> _Your goal_
Set down the full listing exactly, character for character.

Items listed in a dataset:
§

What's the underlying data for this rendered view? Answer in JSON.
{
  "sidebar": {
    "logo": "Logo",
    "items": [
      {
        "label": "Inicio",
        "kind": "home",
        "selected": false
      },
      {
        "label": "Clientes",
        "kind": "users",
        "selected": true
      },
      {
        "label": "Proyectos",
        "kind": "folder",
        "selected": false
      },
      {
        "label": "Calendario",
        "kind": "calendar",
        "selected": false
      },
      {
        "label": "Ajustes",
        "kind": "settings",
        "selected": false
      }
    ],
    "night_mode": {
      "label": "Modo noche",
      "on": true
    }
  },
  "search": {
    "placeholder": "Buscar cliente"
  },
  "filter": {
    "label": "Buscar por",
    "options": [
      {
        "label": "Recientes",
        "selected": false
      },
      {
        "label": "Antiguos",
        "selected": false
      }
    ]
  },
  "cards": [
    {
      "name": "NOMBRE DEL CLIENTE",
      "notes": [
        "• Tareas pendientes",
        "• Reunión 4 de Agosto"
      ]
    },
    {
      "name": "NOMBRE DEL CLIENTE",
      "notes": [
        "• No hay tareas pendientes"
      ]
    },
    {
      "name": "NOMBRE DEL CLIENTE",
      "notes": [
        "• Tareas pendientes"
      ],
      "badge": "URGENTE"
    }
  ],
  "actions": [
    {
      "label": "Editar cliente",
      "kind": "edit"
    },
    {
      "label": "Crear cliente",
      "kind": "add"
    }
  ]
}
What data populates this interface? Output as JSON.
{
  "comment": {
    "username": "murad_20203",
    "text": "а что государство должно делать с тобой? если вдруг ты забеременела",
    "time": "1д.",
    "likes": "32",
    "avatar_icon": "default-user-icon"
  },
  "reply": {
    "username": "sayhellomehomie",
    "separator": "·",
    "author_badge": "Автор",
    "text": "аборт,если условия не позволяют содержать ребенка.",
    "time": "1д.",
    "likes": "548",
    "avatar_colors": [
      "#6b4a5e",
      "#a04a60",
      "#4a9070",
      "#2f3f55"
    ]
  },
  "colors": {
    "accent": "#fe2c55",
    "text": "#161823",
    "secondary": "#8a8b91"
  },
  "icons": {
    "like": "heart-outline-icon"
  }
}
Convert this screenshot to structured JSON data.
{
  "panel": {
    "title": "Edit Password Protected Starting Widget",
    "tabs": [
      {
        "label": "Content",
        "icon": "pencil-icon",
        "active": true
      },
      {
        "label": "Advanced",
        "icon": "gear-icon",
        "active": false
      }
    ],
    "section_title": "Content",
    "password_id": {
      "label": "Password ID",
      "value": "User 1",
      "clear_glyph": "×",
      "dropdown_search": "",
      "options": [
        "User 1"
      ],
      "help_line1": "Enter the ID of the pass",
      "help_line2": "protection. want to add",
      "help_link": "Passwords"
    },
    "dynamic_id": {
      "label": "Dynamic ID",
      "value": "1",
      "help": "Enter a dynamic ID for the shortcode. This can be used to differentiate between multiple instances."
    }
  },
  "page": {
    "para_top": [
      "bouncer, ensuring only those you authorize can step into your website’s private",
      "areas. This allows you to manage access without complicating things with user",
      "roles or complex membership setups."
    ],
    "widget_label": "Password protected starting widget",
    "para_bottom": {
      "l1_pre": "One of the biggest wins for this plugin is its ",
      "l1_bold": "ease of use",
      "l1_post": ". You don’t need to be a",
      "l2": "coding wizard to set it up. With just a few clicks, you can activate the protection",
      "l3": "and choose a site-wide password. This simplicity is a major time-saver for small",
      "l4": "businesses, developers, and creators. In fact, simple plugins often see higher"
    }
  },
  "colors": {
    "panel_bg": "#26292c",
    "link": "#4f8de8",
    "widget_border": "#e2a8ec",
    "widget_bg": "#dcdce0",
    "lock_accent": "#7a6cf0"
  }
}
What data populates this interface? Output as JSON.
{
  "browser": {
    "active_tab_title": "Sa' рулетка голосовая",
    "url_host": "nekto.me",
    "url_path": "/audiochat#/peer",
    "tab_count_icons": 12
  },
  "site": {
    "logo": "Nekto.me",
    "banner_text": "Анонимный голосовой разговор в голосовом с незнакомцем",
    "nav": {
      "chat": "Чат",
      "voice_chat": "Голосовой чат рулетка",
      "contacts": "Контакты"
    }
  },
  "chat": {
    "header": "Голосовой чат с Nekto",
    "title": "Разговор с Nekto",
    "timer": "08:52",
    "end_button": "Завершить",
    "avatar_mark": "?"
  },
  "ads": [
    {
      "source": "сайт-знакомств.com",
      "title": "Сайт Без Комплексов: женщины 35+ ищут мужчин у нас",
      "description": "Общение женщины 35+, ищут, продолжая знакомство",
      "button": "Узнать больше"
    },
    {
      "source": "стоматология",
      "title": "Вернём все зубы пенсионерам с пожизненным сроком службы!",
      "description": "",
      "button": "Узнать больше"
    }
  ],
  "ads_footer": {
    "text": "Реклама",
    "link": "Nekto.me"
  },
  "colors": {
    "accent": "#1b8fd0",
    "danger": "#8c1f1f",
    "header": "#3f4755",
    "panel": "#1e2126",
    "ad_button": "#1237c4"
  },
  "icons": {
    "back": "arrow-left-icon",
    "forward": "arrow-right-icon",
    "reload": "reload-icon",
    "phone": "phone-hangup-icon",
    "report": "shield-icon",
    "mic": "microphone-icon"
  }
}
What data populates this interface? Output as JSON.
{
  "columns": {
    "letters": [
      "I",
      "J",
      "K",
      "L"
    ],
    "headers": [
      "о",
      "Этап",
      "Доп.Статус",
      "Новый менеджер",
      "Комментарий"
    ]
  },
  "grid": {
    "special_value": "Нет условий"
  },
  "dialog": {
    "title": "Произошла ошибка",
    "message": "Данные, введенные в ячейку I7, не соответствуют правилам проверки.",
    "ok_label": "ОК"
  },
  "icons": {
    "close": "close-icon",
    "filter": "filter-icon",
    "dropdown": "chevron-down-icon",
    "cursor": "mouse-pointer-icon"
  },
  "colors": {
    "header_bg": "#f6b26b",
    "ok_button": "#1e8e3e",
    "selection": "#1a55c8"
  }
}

§

> _Answer for the task_
What's the underlying data for this rendered view? Answer in JSON.
{
  "sidebar": {
    "logo": "Logo",
    "items": [
      {
        "label": "Inicio",
        "kind": "home",
        "selected": false
      },
      {
        "label": "Clientes",
        "kind": "users",
        "selected": true
      },
      {
        "label": "Proyectos",
        "kind": "folder",
        "selected": false
      },
      {
        "label": "Calendario",
        "kind": "calendar",
        "selected": false
      },
      {
        "label": "Ajustes",
        "kind": "settings",
        "selected": false
      }
    ],
    "night_mode": {
      "label": "Modo noche",
      "on": true
    }
  },
  "search": {
    "placeholder": "Buscar cliente"
  },
  "filter": {
    "label": "Buscar por",
    "options": [
      {
        "label": "Recientes",
        "selected": false
      },
      {
        "label": "Antiguos",
        "selected": false
      }
    ]
  },
  "cards": [
    {
      "name": "NOMBRE DEL CLIENTE",
      "notes": [
        "• Tareas pendientes",
        "• Reunión 4 de Agosto"
      ]
    },
    {
      "name": "NOMBRE DEL CLIENTE",
      "notes": [
        "• No hay tareas pendientes"
      ]
    },
    {
      "name": "NOMBRE DEL CLIENTE",
      "notes": [
        "• Tareas pendientes"
      ],
      "badge": "URGENTE"
    }
  ],
  "actions": [
    {
      "label": "Editar cliente",
      "kind": "edit"
    },
    {
      "label": "Crear cliente",
      "kind": "add"
    }
  ]
}
What data populates this interface? Output as JSON.
{
  "comment": {
    "username": "murad_20203",
    "text": "а что государство должно делать с тобой? если вдруг ты забеременела",
    "time": "1д.",
    "likes": "32",
    "avatar_icon": "default-user-icon"
  },
  "reply": {
    "username": "sayhellomehomie",
    "separator": "·",
    "author_badge": "Автор",
    "text": "аборт,если условия не позволяют содержать ребенка.",
    "time": "1д.",
    "likes": "548",
    "avatar_colors": [
      "#6b4a5e",
      "#a04a60",
      "#4a9070",
      "#2f3f55"
    ]
  },
  "colors": {
    "accent": "#fe2c55",
    "text": "#161823",
    "secondary": "#8a8b91"
  },
  "icons": {
    "like": "heart-outline-icon"
  }
}
Convert this screenshot to structured JSON data.
{
  "panel": {
    "title": "Edit Password Protected Starting Widget",
    "tabs": [
      {
        "label": "Content",
        "icon": "pencil-icon",
        "active": true
      },
      {
        "label": "Advanced",
        "icon": "gear-icon",
        "active": false
      }
    ],
    "section_title": "Content",
    "password_id": {
      "label": "Password ID",
      "value": "User 1",
      "clear_glyph": "×",
      "dropdown_search": "",
      "options": [
        "User 1"
      ],
      "help_line1": "Enter the ID of the pass",
      "help_line2": "protection. want to add",
      "help_link": "Passwords"
    },
    "dynamic_id": {
      "label": "Dynamic ID",
      "value": "1",
      "help": "Enter a dynamic ID for the shortcode. This can be used to differentiate between multiple instances."
    }
  },
  "page": {
    "para_top": [
      "bouncer, ensuring only those you authorize can step into your website’s private",
      "areas. This allows you to manage access without complicating things with user",
      "roles or complex membership setups."
    ],
    "widget_label": "Password protected starting widget",
    "para_bottom": {
      "l1_pre": "One of the biggest wins for this plugin is its ",
      "l1_bold": "ease of use",
      "l1_post": ". You don’t need to be a",
      "l2": "coding wizard to set it up. With just a few clicks, you can activate the protection",
      "l3": "and choose a site-wide password. This simplicity is a major time-saver for small",
      "l4": "businesses, developers, and creators. In fact, simple plugins often see higher"
    }
  },
  "colors": {
    "panel_bg": "#26292c",
    "link": "#4f8de8",
    "widget_border": "#e2a8ec",
    "widget_bg": "#dcdce0",
    "lock_accent": "#7a6cf0"
  }
}
What data populates this interface? Output as JSON.
{
  "browser": {
    "active_tab_title": "Sa' рулетка голосовая",
    "url_host": "nekto.me",
    "url_path": "/audiochat#/peer",
    "tab_count_icons": 12
  },
  "site": {
    "logo": "Nekto.me",
    "banner_text": "Анонимный голосовой разговор в голосовом с незнакомцем",
    "nav": {
      "chat": "Чат",
      "voice_chat": "Голосовой чат рулетка",
      "contacts": "Контакты"
    }
  },
  "chat": {
    "header": "Голосовой чат с Nekto",
    "title": "Разговор с Nekto",
    "timer": "08:52",
    "end_button": "Завершить",
    "avatar_mark": "?"
  },
  "ads": [
    {
      "source": "сайт-знакомств.com",
      "title": "Сайт Без Комплексов: женщины 35+ ищут мужчин у нас",
      "description": "Общение женщины 35+, ищут, продолжая знакомство",
      "button": "Узнать больше"
    },
    {
      "source": "стоматология",
      "title": "Вернём все зубы пенсионерам с пожизненным сроком службы!",
      "description": "",
      "button": "Узнать больше"
    }
  ],
  "ads_footer": {
    "text": "Реклама",
    "link": "Nekto.me"
  },
  "colors": {
    "accent": "#1b8fd0",
    "danger": "#8c1f1f",
    "header": "#3f4755",
    "panel": "#1e2126",
    "ad_button": "#1237c4"
  },
  "icons": {
    "back": "arrow-left-icon",
    "forward": "arrow-right-icon",
    "reload": "reload-icon",
    "phone": "phone-hangup-icon",
    "report": "shield-icon",
    "mic": "microphone-icon"
  }
}
What data populates this interface? Output as JSON.
{
  "columns": {
    "letters": [
      "I",
      "J",
      "K",
      "L"
    ],
    "headers": [
      "о",
      "Этап",
      "Доп.Статус",
      "Новый менеджер",
      "Комментарий"
    ]
  },
  "grid": {
    "special_value": "Нет условий"
  },
  "dialog": {
    "title": "Произошла ошибка",
    "message": "Данные, введенные в ячейку I7, не соответствуют правилам проверки.",
    "ok_label": "ОК"
  },
  "icons": {
    "close": "close-icon",
    "filter": "filter-icon",
    "dropdown": "chevron-down-icon",
    "cursor": "mouse-pointer-icon"
  },
  "colors": {
    "header_bg": "#f6b26b",
    "ok_button": "#1e8e3e",
    "selection": "#1a55c8"
  }
}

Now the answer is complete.